• **GIVEN TASK**
From the data that follows, copy every line holding the string "label".
═══ TASK INPUTS
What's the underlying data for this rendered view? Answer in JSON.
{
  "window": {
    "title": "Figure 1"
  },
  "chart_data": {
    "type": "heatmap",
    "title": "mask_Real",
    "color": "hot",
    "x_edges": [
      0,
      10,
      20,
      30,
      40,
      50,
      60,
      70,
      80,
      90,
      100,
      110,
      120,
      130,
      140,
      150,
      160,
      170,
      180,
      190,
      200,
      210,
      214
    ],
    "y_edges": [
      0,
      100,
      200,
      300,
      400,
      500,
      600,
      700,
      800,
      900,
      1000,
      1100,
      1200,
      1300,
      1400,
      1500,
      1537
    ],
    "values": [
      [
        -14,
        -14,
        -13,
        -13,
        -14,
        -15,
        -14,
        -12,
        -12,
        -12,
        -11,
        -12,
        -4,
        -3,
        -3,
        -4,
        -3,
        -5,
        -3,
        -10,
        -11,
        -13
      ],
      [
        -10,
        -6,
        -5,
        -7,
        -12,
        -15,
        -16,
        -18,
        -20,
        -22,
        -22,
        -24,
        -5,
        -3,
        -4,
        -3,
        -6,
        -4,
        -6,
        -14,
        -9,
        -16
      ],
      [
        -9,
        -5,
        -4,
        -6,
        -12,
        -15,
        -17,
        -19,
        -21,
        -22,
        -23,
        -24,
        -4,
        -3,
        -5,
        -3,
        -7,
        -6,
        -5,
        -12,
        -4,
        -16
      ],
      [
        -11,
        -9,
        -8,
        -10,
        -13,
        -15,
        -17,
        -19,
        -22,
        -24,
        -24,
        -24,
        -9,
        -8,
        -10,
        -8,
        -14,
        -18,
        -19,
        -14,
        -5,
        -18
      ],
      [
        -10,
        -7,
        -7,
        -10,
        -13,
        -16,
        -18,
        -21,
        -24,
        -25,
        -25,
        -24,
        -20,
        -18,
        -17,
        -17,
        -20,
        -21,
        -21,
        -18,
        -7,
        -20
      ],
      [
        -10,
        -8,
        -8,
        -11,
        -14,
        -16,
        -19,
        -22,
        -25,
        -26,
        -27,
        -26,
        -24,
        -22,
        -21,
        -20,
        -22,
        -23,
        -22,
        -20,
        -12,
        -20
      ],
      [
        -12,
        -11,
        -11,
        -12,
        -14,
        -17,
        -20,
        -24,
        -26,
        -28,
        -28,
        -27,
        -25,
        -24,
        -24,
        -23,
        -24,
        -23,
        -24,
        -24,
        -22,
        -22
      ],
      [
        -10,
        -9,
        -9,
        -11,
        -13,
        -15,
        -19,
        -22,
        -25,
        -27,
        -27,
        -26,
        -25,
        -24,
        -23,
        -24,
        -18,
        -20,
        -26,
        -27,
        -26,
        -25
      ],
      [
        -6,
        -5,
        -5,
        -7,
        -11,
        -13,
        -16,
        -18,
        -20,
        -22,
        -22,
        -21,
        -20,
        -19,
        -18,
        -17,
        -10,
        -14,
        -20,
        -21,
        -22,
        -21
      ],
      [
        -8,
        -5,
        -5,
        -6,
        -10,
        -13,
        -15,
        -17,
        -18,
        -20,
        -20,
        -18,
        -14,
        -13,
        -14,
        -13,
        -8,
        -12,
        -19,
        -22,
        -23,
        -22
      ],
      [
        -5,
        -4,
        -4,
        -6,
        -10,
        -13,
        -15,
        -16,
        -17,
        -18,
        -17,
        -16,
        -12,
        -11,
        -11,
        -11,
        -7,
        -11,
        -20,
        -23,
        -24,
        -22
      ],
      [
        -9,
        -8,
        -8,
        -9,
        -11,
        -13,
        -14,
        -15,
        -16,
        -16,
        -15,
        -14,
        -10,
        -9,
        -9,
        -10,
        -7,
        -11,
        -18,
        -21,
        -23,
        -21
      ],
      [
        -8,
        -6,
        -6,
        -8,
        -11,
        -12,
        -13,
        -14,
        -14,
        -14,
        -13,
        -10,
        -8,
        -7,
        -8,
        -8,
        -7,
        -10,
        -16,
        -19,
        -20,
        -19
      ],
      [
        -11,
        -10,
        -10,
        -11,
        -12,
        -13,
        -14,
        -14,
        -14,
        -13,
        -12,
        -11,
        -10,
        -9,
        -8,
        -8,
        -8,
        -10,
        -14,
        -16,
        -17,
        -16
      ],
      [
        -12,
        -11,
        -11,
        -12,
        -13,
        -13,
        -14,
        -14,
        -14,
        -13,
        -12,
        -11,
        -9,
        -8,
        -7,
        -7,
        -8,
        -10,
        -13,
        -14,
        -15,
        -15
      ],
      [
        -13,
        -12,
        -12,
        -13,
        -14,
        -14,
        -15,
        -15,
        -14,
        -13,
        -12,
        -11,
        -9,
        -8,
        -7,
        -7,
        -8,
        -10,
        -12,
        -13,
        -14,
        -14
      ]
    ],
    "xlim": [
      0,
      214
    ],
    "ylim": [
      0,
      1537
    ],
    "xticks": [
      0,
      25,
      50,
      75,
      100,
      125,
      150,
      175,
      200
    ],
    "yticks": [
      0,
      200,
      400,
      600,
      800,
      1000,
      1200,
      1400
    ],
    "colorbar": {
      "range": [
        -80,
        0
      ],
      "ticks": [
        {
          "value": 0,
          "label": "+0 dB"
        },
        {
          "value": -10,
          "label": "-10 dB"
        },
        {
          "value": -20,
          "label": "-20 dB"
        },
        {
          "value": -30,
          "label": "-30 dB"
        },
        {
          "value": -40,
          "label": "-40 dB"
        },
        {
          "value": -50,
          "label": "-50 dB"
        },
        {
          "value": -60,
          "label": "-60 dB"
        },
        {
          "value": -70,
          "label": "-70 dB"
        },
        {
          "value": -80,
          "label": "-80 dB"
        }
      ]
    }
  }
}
══════
• **WRITTEN SOLUTION**
          "label": "+0 dB"
          "label": "-10 dB"
          "label": "-20 dB"
          "label": "-30 dB"
          "label": "-40 dB"
          "label": "-50 dB"
          "label": "-60 dB"
          "label": "-70 dB"
          "label": "-80 dB"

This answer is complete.